===== DATA PROVIDED =====

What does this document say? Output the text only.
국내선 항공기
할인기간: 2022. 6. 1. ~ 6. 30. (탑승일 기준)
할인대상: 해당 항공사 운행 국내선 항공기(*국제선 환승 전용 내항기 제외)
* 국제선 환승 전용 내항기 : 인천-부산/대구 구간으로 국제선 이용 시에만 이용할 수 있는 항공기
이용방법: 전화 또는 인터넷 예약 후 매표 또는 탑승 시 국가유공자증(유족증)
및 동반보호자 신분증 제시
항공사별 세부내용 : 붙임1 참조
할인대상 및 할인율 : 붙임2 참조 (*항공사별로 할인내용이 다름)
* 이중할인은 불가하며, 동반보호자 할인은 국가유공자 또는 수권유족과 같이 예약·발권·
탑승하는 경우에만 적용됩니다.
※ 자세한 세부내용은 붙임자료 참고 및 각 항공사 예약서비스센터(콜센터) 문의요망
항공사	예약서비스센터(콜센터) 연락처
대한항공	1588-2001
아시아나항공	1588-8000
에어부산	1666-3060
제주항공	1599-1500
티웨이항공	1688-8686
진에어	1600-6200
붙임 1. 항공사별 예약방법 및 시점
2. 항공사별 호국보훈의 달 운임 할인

=====
===== DATA PROVIDED =====

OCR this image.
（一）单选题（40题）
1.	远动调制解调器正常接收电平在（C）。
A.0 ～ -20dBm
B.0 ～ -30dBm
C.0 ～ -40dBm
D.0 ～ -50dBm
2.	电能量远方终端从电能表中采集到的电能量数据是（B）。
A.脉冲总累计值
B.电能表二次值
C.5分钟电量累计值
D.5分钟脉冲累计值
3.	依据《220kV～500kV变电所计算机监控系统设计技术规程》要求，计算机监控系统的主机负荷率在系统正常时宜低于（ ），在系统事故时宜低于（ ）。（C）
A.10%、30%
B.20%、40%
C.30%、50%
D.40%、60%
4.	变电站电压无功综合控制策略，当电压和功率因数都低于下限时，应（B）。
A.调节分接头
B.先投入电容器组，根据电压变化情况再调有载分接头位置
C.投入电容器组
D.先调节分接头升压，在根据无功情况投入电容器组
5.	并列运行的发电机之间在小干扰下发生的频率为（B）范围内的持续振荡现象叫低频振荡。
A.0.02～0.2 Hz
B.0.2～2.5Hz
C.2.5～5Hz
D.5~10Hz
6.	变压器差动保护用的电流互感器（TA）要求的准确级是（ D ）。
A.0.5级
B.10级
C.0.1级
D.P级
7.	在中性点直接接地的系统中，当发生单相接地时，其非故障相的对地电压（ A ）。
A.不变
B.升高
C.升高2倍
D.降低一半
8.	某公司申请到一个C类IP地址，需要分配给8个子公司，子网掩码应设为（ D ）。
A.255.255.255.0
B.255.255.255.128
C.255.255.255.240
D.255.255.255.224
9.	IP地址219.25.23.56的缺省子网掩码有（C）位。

=====

*WRITTEN TASK:* Using the material above, state how many lines include the string "this". Answer with a single number.

*TASK SOLUTION:* 2